***** INFORMATION GIVEN *****
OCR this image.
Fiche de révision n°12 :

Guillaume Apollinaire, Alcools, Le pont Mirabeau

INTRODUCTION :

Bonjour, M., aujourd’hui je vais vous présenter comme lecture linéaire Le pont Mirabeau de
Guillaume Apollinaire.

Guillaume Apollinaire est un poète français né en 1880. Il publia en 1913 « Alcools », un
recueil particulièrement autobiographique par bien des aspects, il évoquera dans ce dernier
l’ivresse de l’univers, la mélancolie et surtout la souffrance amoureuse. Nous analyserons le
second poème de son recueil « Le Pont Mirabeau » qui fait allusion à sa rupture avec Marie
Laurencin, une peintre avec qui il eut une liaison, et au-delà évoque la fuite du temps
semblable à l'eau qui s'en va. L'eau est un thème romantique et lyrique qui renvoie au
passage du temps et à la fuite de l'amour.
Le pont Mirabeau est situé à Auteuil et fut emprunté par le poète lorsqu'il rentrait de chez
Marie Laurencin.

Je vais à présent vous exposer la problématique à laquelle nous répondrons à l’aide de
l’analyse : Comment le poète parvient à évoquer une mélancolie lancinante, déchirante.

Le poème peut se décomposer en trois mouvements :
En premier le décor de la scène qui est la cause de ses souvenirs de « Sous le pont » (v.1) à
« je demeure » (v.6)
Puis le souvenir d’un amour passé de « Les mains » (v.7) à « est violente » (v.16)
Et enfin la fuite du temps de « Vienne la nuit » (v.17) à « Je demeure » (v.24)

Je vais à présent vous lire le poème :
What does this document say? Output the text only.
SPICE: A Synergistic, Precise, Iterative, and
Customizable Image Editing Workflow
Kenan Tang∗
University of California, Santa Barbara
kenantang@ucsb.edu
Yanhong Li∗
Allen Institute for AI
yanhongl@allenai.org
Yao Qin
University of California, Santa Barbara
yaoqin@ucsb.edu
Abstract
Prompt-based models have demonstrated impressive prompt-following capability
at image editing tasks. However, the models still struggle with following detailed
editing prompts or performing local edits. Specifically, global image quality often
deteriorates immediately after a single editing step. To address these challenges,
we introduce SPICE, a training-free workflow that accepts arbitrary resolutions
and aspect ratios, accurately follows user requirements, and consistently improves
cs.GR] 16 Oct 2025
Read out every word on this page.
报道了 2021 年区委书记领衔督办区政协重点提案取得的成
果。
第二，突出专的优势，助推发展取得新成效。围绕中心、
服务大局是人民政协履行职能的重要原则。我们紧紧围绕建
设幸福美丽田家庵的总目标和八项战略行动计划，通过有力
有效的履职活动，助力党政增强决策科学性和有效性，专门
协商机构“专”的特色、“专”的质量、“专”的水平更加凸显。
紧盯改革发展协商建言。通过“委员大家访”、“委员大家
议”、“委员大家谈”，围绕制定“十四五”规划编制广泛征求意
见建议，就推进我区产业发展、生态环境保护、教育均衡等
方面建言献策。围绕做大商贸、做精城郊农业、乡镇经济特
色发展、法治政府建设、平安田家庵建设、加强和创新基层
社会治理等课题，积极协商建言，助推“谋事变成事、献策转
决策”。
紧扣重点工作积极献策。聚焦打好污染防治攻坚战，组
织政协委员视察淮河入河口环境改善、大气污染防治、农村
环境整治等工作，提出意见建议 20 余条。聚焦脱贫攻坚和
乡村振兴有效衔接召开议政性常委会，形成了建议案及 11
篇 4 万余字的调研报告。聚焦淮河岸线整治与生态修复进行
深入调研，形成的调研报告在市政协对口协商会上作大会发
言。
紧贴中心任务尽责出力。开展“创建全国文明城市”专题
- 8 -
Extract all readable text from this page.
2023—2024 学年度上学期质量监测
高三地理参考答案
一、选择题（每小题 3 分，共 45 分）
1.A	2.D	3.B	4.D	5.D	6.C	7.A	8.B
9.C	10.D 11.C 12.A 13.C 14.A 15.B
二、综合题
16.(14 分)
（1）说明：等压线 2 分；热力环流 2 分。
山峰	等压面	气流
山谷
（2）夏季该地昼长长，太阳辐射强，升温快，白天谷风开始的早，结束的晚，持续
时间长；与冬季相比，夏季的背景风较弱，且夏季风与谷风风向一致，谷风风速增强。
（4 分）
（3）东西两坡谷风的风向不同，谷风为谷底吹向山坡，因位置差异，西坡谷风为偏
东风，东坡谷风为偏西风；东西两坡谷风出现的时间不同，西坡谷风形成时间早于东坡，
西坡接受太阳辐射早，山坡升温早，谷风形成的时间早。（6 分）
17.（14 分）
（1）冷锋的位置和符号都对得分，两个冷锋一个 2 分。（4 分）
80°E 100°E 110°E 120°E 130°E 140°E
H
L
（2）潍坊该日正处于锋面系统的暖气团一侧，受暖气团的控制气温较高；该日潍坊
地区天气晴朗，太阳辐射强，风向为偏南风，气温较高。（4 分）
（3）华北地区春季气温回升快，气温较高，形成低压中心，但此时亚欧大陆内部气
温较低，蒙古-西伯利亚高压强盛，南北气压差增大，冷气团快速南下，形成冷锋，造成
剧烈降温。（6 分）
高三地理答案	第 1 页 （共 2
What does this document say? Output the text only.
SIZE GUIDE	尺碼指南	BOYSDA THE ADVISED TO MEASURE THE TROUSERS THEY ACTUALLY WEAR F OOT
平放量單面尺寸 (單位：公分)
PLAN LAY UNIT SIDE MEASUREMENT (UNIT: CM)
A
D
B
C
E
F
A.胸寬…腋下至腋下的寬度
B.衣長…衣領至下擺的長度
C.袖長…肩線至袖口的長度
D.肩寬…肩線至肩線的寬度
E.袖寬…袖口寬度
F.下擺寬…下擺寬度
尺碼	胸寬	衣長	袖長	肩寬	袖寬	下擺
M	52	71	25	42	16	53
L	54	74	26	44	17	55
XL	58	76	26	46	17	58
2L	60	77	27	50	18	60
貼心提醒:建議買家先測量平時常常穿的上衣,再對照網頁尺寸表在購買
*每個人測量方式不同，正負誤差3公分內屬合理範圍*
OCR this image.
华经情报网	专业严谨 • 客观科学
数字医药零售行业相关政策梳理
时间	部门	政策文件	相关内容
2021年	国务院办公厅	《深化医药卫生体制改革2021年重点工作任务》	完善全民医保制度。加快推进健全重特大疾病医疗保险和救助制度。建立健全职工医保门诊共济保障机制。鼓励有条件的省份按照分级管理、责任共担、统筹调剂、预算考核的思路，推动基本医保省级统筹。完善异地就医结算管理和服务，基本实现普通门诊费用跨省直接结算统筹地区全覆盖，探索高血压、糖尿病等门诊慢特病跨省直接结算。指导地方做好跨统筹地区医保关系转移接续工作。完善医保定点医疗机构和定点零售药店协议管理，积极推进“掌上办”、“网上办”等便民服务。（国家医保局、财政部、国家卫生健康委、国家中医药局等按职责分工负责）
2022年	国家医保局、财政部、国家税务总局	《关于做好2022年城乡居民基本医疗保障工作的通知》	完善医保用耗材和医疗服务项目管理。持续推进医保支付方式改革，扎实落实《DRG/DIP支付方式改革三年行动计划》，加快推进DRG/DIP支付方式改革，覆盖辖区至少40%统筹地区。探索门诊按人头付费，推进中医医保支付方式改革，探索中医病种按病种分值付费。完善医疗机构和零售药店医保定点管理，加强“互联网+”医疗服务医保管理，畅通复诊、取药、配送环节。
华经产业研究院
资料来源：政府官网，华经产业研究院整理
*****
(TASK INSTRUCTIONS): Look through the material and copy each line that has "temps".

(ANSWER FOR THIS EXERCISE):
Laurencin, une peintre avec qui il eut une liaison, et au-delà évoque la fuite du temps
passage du temps et à la fuite de l'amour.
Et enfin la fuite du temps de « Vienne la nuit » (v.17) à « Je demeure » (v.24)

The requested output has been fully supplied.